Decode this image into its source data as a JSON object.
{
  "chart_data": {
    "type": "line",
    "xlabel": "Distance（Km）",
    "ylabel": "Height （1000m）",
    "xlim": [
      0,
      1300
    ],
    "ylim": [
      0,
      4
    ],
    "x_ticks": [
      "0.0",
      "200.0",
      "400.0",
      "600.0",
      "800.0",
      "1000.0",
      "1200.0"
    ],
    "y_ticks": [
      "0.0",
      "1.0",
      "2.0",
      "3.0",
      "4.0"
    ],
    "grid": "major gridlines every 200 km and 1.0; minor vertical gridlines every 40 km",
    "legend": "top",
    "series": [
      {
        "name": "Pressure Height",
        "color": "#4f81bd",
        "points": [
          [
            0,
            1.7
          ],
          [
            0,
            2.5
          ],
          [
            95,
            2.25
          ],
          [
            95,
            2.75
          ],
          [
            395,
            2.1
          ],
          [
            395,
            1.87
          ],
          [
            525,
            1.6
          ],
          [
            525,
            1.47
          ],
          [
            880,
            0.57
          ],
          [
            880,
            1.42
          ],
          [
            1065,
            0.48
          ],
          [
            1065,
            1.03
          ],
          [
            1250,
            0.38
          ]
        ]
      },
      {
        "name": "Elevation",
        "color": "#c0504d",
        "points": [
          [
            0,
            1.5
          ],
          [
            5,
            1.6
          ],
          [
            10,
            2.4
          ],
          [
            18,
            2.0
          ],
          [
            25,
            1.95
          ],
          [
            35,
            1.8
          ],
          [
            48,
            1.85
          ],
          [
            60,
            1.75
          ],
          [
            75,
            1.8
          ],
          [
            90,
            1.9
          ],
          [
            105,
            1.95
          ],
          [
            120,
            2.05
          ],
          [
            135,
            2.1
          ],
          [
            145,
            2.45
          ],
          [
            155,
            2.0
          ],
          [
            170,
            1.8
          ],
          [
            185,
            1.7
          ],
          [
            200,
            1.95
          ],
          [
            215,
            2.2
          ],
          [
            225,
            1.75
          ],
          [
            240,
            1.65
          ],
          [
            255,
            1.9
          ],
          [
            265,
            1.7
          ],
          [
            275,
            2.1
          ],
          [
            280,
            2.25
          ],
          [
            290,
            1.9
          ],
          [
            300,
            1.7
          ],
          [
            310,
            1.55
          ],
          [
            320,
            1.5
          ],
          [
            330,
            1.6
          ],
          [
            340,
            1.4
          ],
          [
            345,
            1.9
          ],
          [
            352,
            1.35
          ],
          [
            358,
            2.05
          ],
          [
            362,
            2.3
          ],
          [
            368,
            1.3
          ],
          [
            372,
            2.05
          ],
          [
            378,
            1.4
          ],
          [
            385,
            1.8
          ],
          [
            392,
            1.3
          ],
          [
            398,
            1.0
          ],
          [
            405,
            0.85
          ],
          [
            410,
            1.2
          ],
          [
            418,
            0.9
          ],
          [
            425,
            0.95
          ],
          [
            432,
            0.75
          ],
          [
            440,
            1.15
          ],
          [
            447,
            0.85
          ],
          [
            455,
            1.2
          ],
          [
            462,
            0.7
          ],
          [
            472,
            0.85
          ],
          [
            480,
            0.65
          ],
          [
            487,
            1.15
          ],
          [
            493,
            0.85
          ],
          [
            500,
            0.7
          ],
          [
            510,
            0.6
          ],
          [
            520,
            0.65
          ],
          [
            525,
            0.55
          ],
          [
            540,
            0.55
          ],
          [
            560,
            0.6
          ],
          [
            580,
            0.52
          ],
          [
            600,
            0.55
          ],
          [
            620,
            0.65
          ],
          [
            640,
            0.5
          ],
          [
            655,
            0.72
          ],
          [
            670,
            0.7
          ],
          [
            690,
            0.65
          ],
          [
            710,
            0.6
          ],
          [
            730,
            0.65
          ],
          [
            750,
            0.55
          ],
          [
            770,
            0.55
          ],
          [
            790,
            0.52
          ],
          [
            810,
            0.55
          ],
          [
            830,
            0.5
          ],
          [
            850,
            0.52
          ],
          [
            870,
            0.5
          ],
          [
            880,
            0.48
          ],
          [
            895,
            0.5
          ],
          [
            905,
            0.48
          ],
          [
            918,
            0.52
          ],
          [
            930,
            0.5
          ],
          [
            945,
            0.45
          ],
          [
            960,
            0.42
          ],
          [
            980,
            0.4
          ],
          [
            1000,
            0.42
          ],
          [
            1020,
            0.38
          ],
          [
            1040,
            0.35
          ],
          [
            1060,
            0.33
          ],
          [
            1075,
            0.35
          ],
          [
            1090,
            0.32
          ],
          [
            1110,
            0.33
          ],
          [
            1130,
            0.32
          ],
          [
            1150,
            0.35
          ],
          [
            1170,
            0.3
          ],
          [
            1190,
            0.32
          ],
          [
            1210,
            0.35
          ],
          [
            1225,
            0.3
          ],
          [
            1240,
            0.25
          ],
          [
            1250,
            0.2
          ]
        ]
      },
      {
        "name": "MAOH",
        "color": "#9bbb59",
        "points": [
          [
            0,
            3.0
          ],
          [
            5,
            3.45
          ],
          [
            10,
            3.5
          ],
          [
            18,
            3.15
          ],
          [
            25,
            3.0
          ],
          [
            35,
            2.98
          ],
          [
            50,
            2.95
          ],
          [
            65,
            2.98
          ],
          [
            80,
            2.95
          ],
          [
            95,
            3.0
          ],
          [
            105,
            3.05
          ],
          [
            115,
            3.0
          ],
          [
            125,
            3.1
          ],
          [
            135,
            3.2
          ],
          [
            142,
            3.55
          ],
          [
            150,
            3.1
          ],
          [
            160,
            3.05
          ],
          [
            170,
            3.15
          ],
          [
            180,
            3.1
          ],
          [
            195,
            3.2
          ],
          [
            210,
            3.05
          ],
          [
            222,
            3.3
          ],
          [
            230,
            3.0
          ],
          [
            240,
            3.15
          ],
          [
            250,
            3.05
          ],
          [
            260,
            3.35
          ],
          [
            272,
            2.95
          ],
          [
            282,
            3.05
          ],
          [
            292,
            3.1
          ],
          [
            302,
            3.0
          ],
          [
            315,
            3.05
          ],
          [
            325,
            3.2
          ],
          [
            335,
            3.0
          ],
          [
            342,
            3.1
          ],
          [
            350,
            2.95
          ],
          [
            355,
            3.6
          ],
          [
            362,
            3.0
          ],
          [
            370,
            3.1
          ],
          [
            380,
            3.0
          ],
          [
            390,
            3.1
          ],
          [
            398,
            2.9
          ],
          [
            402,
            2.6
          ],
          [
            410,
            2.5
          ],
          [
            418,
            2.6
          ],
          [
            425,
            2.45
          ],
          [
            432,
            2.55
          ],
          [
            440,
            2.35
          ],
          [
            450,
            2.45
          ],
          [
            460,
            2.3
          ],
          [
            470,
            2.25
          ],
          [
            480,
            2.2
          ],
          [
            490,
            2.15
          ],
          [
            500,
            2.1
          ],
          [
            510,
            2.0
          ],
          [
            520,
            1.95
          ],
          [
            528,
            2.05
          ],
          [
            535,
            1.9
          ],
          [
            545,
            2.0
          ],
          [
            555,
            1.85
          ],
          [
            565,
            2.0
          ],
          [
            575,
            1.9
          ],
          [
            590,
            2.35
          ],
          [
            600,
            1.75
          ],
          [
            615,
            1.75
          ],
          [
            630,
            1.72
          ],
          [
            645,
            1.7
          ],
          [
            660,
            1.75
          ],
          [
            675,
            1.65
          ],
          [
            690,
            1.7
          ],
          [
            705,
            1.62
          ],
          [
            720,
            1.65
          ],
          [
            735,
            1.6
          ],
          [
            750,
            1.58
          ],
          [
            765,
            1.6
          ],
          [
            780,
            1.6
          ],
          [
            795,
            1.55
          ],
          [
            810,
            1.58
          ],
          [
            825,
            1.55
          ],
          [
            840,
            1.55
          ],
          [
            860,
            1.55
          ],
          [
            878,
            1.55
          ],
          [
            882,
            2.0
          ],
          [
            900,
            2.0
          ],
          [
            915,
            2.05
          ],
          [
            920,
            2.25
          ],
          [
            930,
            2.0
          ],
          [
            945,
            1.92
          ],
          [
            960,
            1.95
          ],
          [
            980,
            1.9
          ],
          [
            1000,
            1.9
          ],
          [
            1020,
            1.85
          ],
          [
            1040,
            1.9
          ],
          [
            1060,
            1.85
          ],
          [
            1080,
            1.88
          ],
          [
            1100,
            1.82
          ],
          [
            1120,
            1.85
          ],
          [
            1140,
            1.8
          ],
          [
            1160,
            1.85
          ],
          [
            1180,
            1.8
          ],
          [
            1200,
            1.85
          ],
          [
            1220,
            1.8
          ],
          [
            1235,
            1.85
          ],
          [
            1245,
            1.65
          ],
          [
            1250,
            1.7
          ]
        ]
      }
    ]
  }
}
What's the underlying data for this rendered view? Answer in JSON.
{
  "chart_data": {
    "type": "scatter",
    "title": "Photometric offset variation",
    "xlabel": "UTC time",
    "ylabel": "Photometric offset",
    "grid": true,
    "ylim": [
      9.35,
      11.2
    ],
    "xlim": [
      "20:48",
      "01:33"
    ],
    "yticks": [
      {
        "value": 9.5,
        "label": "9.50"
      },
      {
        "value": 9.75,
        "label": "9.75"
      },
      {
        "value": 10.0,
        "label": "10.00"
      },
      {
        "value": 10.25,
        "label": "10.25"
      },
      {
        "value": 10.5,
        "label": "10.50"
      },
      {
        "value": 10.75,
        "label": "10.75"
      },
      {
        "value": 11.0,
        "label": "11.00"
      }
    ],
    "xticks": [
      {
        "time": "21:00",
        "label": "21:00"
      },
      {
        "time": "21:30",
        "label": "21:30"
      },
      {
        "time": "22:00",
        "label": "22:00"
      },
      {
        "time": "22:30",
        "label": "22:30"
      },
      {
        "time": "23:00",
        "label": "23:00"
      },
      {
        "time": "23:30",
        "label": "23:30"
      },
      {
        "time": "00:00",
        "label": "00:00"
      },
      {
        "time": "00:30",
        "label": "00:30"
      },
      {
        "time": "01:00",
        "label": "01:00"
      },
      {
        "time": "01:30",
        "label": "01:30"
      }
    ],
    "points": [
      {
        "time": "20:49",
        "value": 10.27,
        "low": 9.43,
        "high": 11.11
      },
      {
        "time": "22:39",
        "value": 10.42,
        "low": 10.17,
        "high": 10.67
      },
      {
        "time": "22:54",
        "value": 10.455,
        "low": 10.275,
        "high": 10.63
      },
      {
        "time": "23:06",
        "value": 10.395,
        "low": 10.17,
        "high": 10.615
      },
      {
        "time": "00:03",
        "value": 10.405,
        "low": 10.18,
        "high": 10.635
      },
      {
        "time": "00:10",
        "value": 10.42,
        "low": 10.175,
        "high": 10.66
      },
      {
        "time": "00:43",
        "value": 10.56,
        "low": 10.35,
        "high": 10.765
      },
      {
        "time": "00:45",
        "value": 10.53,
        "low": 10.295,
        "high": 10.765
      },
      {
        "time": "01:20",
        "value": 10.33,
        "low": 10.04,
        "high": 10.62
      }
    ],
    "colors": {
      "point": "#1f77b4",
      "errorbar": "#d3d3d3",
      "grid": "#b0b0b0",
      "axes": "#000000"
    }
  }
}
-------
◆ **GOAL OF THE EXERCISE**: Spot every line that holds "grid" and copy it.

◆ **SOLUTION BELOW**:
    "grid": "major gridlines every 200 km and 1.0; minor vertical gridlines every 40 km",
    "grid": true,
      "grid": "#b0b0b0",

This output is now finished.